GIVEN REQUEST :: Copy out the data below verbatim.

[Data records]
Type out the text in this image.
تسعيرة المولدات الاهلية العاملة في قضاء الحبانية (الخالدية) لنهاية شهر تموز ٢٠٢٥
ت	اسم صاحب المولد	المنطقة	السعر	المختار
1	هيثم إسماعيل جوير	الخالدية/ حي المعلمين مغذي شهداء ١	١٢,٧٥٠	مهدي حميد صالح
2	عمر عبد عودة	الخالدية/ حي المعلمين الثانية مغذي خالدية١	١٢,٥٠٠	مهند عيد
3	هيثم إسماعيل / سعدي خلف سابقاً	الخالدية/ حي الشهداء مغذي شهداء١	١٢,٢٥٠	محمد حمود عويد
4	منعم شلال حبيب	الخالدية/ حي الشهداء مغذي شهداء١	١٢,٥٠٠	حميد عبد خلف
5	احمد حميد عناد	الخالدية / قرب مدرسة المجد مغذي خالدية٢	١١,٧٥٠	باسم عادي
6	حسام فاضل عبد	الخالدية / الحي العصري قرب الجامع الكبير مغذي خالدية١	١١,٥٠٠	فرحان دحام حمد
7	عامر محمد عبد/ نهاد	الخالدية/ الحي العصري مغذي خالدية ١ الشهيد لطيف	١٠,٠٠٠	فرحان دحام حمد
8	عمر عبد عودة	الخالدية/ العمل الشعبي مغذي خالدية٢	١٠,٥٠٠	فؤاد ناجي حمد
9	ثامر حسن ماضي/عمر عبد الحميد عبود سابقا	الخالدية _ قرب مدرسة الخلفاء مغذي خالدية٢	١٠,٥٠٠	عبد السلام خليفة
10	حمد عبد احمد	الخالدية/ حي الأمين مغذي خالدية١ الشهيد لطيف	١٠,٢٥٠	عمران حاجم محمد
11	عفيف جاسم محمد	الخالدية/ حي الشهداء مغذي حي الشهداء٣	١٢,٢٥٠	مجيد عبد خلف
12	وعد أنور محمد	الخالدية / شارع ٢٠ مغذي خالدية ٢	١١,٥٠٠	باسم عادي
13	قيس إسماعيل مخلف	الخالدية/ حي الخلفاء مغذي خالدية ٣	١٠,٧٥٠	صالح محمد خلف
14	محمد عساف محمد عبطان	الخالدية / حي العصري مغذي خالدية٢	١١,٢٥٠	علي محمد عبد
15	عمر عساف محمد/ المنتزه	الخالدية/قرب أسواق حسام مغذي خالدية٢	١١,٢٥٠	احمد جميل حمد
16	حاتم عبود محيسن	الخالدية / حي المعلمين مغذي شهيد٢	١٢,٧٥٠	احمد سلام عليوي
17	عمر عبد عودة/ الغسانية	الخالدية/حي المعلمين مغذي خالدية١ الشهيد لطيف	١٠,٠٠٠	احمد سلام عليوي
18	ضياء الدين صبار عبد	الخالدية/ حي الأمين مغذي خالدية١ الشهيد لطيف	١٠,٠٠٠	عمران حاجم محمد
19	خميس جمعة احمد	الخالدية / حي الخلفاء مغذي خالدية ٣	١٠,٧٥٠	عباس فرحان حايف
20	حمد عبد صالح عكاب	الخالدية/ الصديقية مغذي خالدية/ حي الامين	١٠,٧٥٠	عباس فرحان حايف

SOLUTION ::
Type out the text in this image.
تسعيرة المولدات الاهلية العاملة في قضاء الحبانية (الخالدية) لنهاية شهر تموز ٢٠٢٥
ت	اسم صاحب المولد	المنطقة	السعر	المختار
1	هيثم إسماعيل جوير	الخالدية/ حي المعلمين مغذي شهداء ١	١٢,٧٥٠	مهدي حميد صالح
2	عمر عبد عودة	الخالدية/ حي المعلمين الثانية مغذي خالدية١	١٢,٥٠٠	مهند عيد
3	هيثم إسماعيل / سعدي خلف سابقاً	الخالدية/ حي الشهداء مغذي شهداء١	١٢,٢٥٠	محمد حمود عويد
4	منعم شلال حبيب	الخالدية/ حي الشهداء مغذي شهداء١	١٢,٥٠٠	حميد عبد خلف
5	احمد حميد عناد	الخالدية / قرب مدرسة المجد مغذي خالدية٢	١١,٧٥٠	باسم عادي
6	حسام فاضل عبد	الخالدية / الحي العصري قرب الجامع الكبير مغذي خالدية١	١١,٥٠٠	فرحان دحام حمد
7	عامر محمد عبد/ نهاد	الخالدية/ الحي العصري مغذي خالدية ١ الشهيد لطيف	١٠,٠٠٠	فرحان دحام حمد
8	عمر عبد عودة	الخالدية/ العمل الشعبي مغذي خالدية٢	١٠,٥٠٠	فؤاد ناجي حمد
9	ثامر حسن ماضي/عمر عبد الحميد عبود سابقا	الخالدية _ قرب مدرسة الخلفاء مغذي خالدية٢	١٠,٥٠٠	عبد السلام خليفة
10	حمد عبد احمد	الخالدية/ حي الأمين مغذي خالدية١ الشهيد لطيف	١٠,٢٥٠	عمران حاجم محمد
11	عفيف جاسم محمد	الخالدية/ حي الشهداء مغذي حي الشهداء٣	١٢,٢٥٠	مجيد عبد خلف
12	وعد أنور محمد	الخالدية / شارع ٢٠ مغذي خالدية ٢	١١,٥٠٠	باسم عادي
13	قيس إسماعيل مخلف	الخالدية/ حي الخلفاء مغذي خالدية ٣	١٠,٧٥٠	صالح محمد خلف
14	محمد عساف محمد عبطان	الخالدية / حي العصري مغذي خالدية٢	١١,٢٥٠	علي محمد عبد
15	عمر عساف محمد/ المنتزه	الخالدية/قرب أسواق حسام مغذي خالدية٢	١١,٢٥٠	احمد جميل حمد
16	حاتم عبود محيسن	الخالدية / حي المعلمين مغذي شهيد٢	١٢,٧٥٠	احمد سلام عليوي
17	عمر عبد عودة/ الغسانية	الخالدية/حي المعلمين مغذي خالدية١ الشهيد لطيف	١٠,٠٠٠	احمد سلام عليوي
18	ضياء الدين صبار عبد	الخالدية/ حي الأمين مغذي خالدية١ الشهيد لطيف	١٠,٠٠٠	عمران حاجم محمد
19	خميس جمعة احمد	الخالدية / حي الخلفاء مغذي خالدية ٣	١٠,٧٥٠	عباس فرحان حايف
20	حمد عبد صالح عكاب	الخالدية/ الصديقية مغذي خالدية/ حي الامين	١٠,٧٥٠	عباس فرحان حايف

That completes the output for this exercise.